**Your objective**
Reproduce every record below exactly as written, leaving out any pictures.

[Dataset items]
----
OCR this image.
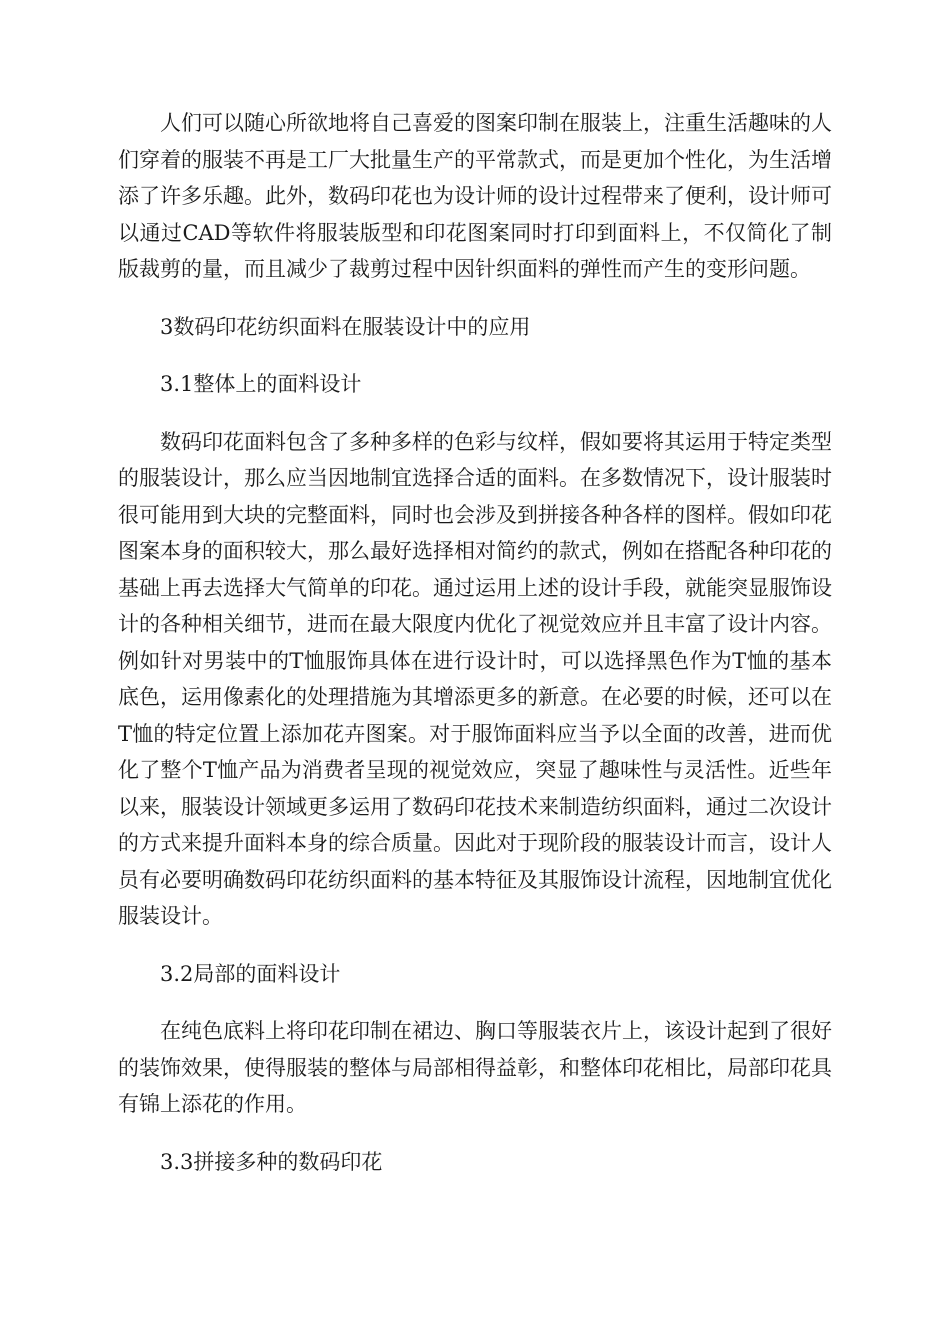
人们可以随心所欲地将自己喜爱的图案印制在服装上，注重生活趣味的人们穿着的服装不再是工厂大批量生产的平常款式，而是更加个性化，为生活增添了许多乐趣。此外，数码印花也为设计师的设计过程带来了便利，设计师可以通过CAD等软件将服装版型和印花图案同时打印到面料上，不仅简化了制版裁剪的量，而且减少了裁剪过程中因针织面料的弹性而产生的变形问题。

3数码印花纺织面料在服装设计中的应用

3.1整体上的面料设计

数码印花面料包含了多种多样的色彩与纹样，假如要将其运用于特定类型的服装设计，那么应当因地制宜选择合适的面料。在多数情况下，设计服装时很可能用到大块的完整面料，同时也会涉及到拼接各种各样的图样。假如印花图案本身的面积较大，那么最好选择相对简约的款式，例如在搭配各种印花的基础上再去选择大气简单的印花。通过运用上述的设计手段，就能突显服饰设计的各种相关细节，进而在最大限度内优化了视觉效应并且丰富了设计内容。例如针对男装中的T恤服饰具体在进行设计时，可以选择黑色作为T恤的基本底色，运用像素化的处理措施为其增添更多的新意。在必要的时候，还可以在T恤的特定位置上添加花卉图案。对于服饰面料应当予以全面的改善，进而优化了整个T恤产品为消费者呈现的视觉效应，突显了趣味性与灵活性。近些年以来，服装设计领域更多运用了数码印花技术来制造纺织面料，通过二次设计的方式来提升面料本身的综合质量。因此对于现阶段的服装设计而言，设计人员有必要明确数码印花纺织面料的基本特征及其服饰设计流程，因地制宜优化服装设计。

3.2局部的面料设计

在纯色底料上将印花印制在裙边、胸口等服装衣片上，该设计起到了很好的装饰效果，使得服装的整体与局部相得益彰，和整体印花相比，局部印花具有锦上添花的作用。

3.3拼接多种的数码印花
----
**Solved problem**
OCR this image.
人们可以随心所欲地将自己喜爱的图案印制在服装上，注重生活趣味的人们穿着的服装不再是工厂大批量生产的平常款式，而是更加个性化，为生活增添了许多乐趣。此外，数码印花也为设计师的设计过程带来了便利，设计师可以通过CAD等软件将服装版型和印花图案同时打印到面料上，不仅简化了制版裁剪的量，而且减少了裁剪过程中因针织面料的弹性而产生的变形问题。

3数码印花纺织面料在服装设计中的应用

3.1整体上的面料设计

数码印花面料包含了多种多样的色彩与纹样，假如要将其运用于特定类型的服装设计，那么应当因地制宜选择合适的面料。在多数情况下，设计服装时很可能用到大块的完整面料，同时也会涉及到拼接各种各样的图样。假如印花图案本身的面积较大，那么最好选择相对简约的款式，例如在搭配各种印花的基础上再去选择大气简单的印花。通过运用上述的设计手段，就能突显服饰设计的各种相关细节，进而在最大限度内优化了视觉效应并且丰富了设计内容。例如针对男装中的T恤服饰具体在进行设计时，可以选择黑色作为T恤的基本底色，运用像素化的处理措施为其增添更多的新意。在必要的时候，还可以在T恤的特定位置上添加花卉图案。对于服饰面料应当予以全面的改善，进而优化了整个T恤产品为消费者呈现的视觉效应，突显了趣味性与灵活性。近些年以来，服装设计领域更多运用了数码印花技术来制造纺织面料，通过二次设计的方式来提升面料本身的综合质量。因此对于现阶段的服装设计而言，设计人员有必要明确数码印花纺织面料的基本特征及其服饰设计流程，因地制宜优化服装设计。

3.2局部的面料设计

在纯色底料上将印花印制在裙边、胸口等服装衣片上，该设计起到了很好的装饰效果，使得服装的整体与局部相得益彰，和整体印花相比，局部印花具有锦上添花的作用。

3.3拼接多种的数码印花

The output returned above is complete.